■ WHAT IS NEEDED:
In full and without deviation, write out the entries that follow.
** Start DATA FOR THIS EXERCISE **
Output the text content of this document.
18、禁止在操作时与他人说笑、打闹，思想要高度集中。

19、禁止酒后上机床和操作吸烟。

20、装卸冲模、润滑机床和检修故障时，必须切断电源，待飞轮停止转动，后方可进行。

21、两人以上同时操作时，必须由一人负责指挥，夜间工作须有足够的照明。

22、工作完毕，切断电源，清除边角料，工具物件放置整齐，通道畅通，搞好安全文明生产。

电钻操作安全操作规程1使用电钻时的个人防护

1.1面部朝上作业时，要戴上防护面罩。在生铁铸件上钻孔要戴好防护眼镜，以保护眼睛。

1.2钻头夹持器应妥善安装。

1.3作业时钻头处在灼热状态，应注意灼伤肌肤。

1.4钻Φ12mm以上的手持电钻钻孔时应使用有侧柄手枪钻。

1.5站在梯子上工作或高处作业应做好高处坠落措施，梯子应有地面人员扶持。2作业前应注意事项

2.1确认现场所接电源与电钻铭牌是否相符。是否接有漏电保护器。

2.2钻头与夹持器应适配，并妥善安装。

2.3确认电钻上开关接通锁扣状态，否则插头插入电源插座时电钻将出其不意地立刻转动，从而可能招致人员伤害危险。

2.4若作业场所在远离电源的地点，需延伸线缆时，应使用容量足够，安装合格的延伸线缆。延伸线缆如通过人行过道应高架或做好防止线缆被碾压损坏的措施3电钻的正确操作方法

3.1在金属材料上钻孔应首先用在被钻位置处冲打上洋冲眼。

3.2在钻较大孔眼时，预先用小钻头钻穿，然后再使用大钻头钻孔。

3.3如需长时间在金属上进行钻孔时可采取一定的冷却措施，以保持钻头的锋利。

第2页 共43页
** End DATA FOR THIS EXERCISE **
■ EXERCISE SOLUTION:
Output the text content of this document.
18、禁止在操作时与他人说笑、打闹，思想要高度集中。

19、禁止酒后上机床和操作吸烟。

20、装卸冲模、润滑机床和检修故障时，必须切断电源，待飞轮停止转动，后方可进行。

21、两人以上同时操作时，必须由一人负责指挥，夜间工作须有足够的照明。

22、工作完毕，切断电源，清除边角料，工具物件放置整齐，通道畅通，搞好安全文明生产。

电钻操作安全操作规程1使用电钻时的个人防护

1.1面部朝上作业时，要戴上防护面罩。在生铁铸件上钻孔要戴好防护眼镜，以保护眼睛。

1.2钻头夹持器应妥善安装。

1.3作业时钻头处在灼热状态，应注意灼伤肌肤。

1.4钻Φ12mm以上的手持电钻钻孔时应使用有侧柄手枪钻。

1.5站在梯子上工作或高处作业应做好高处坠落措施，梯子应有地面人员扶持。2作业前应注意事项

2.1确认现场所接电源与电钻铭牌是否相符。是否接有漏电保护器。

2.2钻头与夹持器应适配，并妥善安装。

2.3确认电钻上开关接通锁扣状态，否则插头插入电源插座时电钻将出其不意地立刻转动，从而可能招致人员伤害危险。

2.4若作业场所在远离电源的地点，需延伸线缆时，应使用容量足够，安装合格的延伸线缆。延伸线缆如通过人行过道应高架或做好防止线缆被碾压损坏的措施3电钻的正确操作方法

3.1在金属材料上钻孔应首先用在被钻位置处冲打上洋冲眼。

3.2在钻较大孔眼时，预先用小钻头钻穿，然后再使用大钻头钻孔。

3.3如需长时间在金属上进行钻孔时可采取一定的冷却措施，以保持钻头的锋利。

第2页 共43页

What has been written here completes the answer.